§ **Directions**:
Write out the entries below once more, exactly.

§ **Input rows**:
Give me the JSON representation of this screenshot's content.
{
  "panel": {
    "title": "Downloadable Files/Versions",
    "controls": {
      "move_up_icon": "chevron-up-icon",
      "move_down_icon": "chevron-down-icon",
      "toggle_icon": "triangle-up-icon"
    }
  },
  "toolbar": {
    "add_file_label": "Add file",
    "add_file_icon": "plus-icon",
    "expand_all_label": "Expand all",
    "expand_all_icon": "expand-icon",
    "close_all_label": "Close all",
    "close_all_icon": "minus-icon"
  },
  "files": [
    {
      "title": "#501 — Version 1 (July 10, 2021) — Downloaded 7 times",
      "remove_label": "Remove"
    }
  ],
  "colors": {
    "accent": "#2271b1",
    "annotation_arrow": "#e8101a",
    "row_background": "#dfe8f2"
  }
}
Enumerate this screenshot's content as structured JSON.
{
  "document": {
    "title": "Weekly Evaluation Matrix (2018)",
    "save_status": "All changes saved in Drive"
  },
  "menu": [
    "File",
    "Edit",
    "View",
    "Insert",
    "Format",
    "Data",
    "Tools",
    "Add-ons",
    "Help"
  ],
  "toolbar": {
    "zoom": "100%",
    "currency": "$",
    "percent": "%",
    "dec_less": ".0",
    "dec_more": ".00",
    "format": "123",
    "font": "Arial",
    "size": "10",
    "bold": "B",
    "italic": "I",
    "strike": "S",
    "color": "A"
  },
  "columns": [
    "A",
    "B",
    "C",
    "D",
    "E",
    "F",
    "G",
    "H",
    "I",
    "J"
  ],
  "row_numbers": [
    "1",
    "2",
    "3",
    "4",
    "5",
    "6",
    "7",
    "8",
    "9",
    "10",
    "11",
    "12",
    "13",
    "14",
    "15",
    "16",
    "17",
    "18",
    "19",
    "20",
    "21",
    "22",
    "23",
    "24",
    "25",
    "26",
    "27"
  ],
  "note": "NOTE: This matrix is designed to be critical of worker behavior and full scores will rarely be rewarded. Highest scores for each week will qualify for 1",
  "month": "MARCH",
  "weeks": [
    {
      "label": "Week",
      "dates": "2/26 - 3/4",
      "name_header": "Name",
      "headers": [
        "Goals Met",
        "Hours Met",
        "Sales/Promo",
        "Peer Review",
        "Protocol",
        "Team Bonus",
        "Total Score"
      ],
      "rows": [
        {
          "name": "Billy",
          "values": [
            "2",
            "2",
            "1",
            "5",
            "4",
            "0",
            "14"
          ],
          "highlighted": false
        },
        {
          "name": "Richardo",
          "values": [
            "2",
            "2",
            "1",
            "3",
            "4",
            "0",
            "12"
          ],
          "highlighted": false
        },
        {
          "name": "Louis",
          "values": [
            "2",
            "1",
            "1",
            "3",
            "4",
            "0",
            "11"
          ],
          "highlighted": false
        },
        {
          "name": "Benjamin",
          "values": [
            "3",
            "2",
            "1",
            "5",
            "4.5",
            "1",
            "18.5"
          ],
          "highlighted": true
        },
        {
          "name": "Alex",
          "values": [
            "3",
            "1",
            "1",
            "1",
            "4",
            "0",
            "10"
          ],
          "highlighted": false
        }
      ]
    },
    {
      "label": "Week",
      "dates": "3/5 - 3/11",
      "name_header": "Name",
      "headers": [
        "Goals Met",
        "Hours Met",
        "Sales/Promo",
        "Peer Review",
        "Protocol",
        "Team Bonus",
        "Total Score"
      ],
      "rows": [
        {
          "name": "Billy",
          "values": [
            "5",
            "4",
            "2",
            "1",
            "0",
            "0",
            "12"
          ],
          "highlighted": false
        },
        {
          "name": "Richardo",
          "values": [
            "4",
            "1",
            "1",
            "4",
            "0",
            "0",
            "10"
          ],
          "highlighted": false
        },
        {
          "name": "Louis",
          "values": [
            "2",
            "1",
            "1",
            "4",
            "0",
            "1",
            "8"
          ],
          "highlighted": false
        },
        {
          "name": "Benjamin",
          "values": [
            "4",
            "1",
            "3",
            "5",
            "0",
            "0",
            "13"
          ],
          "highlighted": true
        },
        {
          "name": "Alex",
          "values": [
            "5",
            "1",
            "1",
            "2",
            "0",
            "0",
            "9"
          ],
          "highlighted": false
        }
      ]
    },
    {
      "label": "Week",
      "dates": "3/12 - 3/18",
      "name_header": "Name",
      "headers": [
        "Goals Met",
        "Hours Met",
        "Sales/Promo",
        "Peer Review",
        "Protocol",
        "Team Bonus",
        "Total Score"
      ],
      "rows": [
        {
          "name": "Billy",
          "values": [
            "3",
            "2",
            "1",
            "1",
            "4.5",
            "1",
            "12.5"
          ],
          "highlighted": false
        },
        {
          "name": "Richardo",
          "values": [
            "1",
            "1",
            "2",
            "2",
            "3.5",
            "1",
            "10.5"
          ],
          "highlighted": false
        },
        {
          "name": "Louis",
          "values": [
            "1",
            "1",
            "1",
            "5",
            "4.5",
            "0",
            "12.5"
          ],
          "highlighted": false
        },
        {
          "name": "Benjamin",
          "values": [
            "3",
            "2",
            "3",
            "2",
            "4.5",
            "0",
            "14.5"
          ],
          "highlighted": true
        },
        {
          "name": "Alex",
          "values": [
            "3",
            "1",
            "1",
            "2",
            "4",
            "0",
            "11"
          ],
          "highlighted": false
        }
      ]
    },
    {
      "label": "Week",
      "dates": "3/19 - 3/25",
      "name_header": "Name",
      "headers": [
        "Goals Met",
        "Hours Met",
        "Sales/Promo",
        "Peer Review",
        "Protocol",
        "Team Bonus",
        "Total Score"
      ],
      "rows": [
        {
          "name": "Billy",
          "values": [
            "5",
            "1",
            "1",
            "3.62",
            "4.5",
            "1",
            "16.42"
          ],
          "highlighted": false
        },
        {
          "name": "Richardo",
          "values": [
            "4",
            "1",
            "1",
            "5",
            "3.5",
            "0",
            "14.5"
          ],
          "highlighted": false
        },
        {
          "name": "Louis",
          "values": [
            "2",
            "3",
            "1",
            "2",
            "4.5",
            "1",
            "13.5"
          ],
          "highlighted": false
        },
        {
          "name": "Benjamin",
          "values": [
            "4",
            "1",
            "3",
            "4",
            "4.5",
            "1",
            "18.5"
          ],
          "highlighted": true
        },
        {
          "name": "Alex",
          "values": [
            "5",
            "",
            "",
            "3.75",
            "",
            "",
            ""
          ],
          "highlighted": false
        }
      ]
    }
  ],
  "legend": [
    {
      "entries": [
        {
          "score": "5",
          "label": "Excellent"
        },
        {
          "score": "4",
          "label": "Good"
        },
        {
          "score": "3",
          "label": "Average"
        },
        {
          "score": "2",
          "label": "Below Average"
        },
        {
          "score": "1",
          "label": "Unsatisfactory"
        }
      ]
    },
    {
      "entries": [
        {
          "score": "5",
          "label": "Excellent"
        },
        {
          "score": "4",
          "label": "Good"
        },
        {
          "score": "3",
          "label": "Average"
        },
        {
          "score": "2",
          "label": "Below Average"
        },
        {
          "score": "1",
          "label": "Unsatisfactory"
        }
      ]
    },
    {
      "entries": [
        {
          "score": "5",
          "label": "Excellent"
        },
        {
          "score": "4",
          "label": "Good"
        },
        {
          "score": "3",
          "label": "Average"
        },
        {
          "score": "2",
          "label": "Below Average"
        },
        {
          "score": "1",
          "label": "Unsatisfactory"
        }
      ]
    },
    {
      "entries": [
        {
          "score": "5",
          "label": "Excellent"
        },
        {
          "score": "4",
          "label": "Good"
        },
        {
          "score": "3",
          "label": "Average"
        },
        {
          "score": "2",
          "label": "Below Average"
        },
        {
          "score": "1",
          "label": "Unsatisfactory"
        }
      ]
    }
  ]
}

§ **Problem solution**:
Give me the JSON representation of this screenshot's content.
{
  "panel": {
    "title": "Downloadable Files/Versions",
    "controls": {
      "move_up_icon": "chevron-up-icon",
      "move_down_icon": "chevron-down-icon",
      "toggle_icon": "triangle-up-icon"
    }
  },
  "toolbar": {
    "add_file_label": "Add file",
    "add_file_icon": "plus-icon",
    "expand_all_label": "Expand all",
    "expand_all_icon": "expand-icon",
    "close_all_label": "Close all",
    "close_all_icon": "minus-icon"
  },
  "files": [
    {
      "title": "#501 — Version 1 (July 10, 2021) — Downloaded 7 times",
      "remove_label": "Remove"
    }
  ],
  "colors": {
    "accent": "#2271b1",
    "annotation_arrow": "#e8101a",
    "row_background": "#dfe8f2"
  }
}
Enumerate this screenshot's content as structured JSON.
{
  "document": {
    "title": "Weekly Evaluation Matrix (2018)",
    "save_status": "All changes saved in Drive"
  },
  "menu": [
    "File",
    "Edit",
    "View",
    "Insert",
    "Format",
    "Data",
    "Tools",
    "Add-ons",
    "Help"
  ],
  "toolbar": {
    "zoom": "100%",
    "currency": "$",
    "percent": "%",
    "dec_less": ".0",
    "dec_more": ".00",
    "format": "123",
    "font": "Arial",
    "size": "10",
    "bold": "B",
    "italic": "I",
    "strike": "S",
    "color": "A"
  },
  "columns": [
    "A",
    "B",
    "C",
    "D",
    "E",
    "F",
    "G",
    "H",
    "I",
    "J"
  ],
  "row_numbers": [
    "1",
    "2",
    "3",
    "4",
    "5",
    "6",
    "7",
    "8",
    "9",
    "10",
    "11",
    "12",
    "13",
    "14",
    "15",
    "16",
    "17",
    "18",
    "19",
    "20",
    "21",
    "22",
    "23",
    "24",
    "25",
    "26",
    "27"
  ],
  "note": "NOTE: This matrix is designed to be critical of worker behavior and full scores will rarely be rewarded. Highest scores for each week will qualify for 1",
  "month": "MARCH",
  "weeks": [
    {
      "label": "Week",
      "dates": "2/26 - 3/4",
      "name_header": "Name",
      "headers": [
        "Goals Met",
        "Hours Met",
        "Sales/Promo",
        "Peer Review",
        "Protocol",
        "Team Bonus",
        "Total Score"
      ],
      "rows": [
        {
          "name": "Billy",
          "values": [
            "2",
            "2",
            "1",
            "5",
            "4",
            "0",
            "14"
          ],
          "highlighted": false
        },
        {
          "name": "Richardo",
          "values": [
            "2",
            "2",
            "1",
            "3",
            "4",
            "0",
            "12"
          ],
          "highlighted": false
        },
        {
          "name": "Louis",
          "values": [
            "2",
            "1",
            "1",
            "3",
            "4",
            "0",
            "11"
          ],
          "highlighted": false
        },
        {
          "name": "Benjamin",
          "values": [
            "3",
            "2",
            "1",
            "5",
            "4.5",
            "1",
            "18.5"
          ],
          "highlighted": true
        },
        {
          "name": "Alex",
          "values": [
            "3",
            "1",
            "1",
            "1",
            "4",
            "0",
            "10"
          ],
          "highlighted": false
        }
      ]
    },
    {
      "label": "Week",
      "dates": "3/5 - 3/11",
      "name_header": "Name",
      "headers": [
        "Goals Met",
        "Hours Met",
        "Sales/Promo",
        "Peer Review",
        "Protocol",
        "Team Bonus",
        "Total Score"
      ],
      "rows": [
        {
          "name": "Billy",
          "values": [
            "5",
            "4",
            "2",
            "1",
            "0",
            "0",
            "12"
          ],
          "highlighted": false
        },
        {
          "name": "Richardo",
          "values": [
            "4",
            "1",
            "1",
            "4",
            "0",
            "0",
            "10"
          ],
          "highlighted": false
        },
        {
          "name": "Louis",
          "values": [
            "2",
            "1",
            "1",
            "4",
            "0",
            "1",
            "8"
          ],
          "highlighted": false
        },
        {
          "name": "Benjamin",
          "values": [
            "4",
            "1",
            "3",
            "5",
            "0",
            "0",
            "13"
          ],
          "highlighted": true
        },
        {
          "name": "Alex",
          "values": [
            "5",
            "1",
            "1",
            "2",
            "0",
            "0",
            "9"
          ],
          "highlighted": false
        }
      ]
    },
    {
      "label": "Week",
      "dates": "3/12 - 3/18",
      "name_header": "Name",
      "headers": [
        "Goals Met",
        "Hours Met",
        "Sales/Promo",
        "Peer Review",
        "Protocol",
        "Team Bonus",
        "Total Score"
      ],
      "rows": [
        {
          "name": "Billy",
          "values": [
            "3",
            "2",
            "1",
            "1",
            "4.5",
            "1",
            "12.5"
          ],
          "highlighted": false
        },
        {
          "name": "Richardo",
          "values": [
            "1",
            "1",
            "2",
            "2",
            "3.5",
            "1",
            "10.5"
          ],
          "highlighted": false
        },
        {
          "name": "Louis",
          "values": [
            "1",
            "1",
            "1",
            "5",
            "4.5",
            "0",
            "12.5"
          ],
          "highlighted": false
        },
        {
          "name": "Benjamin",
          "values": [
            "3",
            "2",
            "3",
            "2",
            "4.5",
            "0",
            "14.5"
          ],
          "highlighted": true
        },
        {
          "name": "Alex",
          "values": [
            "3",
            "1",
            "1",
            "2",
            "4",
            "0",
            "11"
          ],
          "highlighted": false
        }
      ]
    },
    {
      "label": "Week",
      "dates": "3/19 - 3/25",
      "name_header": "Name",
      "headers": [
        "Goals Met",
        "Hours Met",
        "Sales/Promo",
        "Peer Review",
        "Protocol",
        "Team Bonus",
        "Total Score"
      ],
      "rows": [
        {
          "name": "Billy",
          "values": [
            "5",
            "1",
            "1",
            "3.62",
            "4.5",
            "1",
            "16.42"
          ],
          "highlighted": false
        },
        {
          "name": "Richardo",
          "values": [
            "4",
            "1",
            "1",
            "5",
            "3.5",
            "0",
            "14.5"
          ],
          "highlighted": false
        },
        {
          "name": "Louis",
          "values": [
            "2",
            "3",
            "1",
            "2",
            "4.5",
            "1",
            "13.5"
          ],
          "highlighted": false
        },
        {
          "name": "Benjamin",
          "values": [
            "4",
            "1",
            "3",
            "4",
            "4.5",
            "1",
            "18.5"
          ],
          "highlighted": true
        },
        {
          "name": "Alex",
          "values": [
            "5",
            "",
            "",
            "3.75",
            "",
            "",
            ""
          ],
          "highlighted": false
        }
      ]
    }
  ],
  "legend": [
    {
      "entries": [
        {
          "score": "5",
          "label": "Excellent"
        },
        {
          "score": "4",
          "label": "Good"
        },
        {
          "score": "3",
          "label": "Average"
        },
        {
          "score": "2",
          "label": "Below Average"
        },
        {
          "score": "1",
          "label": "Unsatisfactory"
        }
      ]
    },
    {
      "entries": [
        {
          "score": "5",
          "label": "Excellent"
        },
        {
          "score": "4",
          "label": "Good"
        },
        {
          "score": "3",
          "label": "Average"
        },
        {
          "score": "2",
          "label": "Below Average"
        },
        {
          "score": "1",
          "label": "Unsatisfactory"
        }
      ]
    },
    {
      "entries": [
        {
          "score": "5",
          "label": "Excellent"
        },
        {
          "score": "4",
          "label": "Good"
        },
        {
          "score": "3",
          "label": "Average"
        },
        {
          "score": "2",
          "label": "Below Average"
        },
        {
          "score": "1",
          "label": "Unsatisfactory"
        }
      ]
    },
    {
      "entries": [
        {
          "score": "5",
          "label": "Excellent"
        },
        {
          "score": "4",
          "label": "Good"
        },
        {
          "score": "3",
          "label": "Average"
        },
        {
          "score": "2",
          "label": "Below Average"
        },
        {
          "score": "1",
          "label": "Unsatisfactory"
        }
      ]
    }
  ]
}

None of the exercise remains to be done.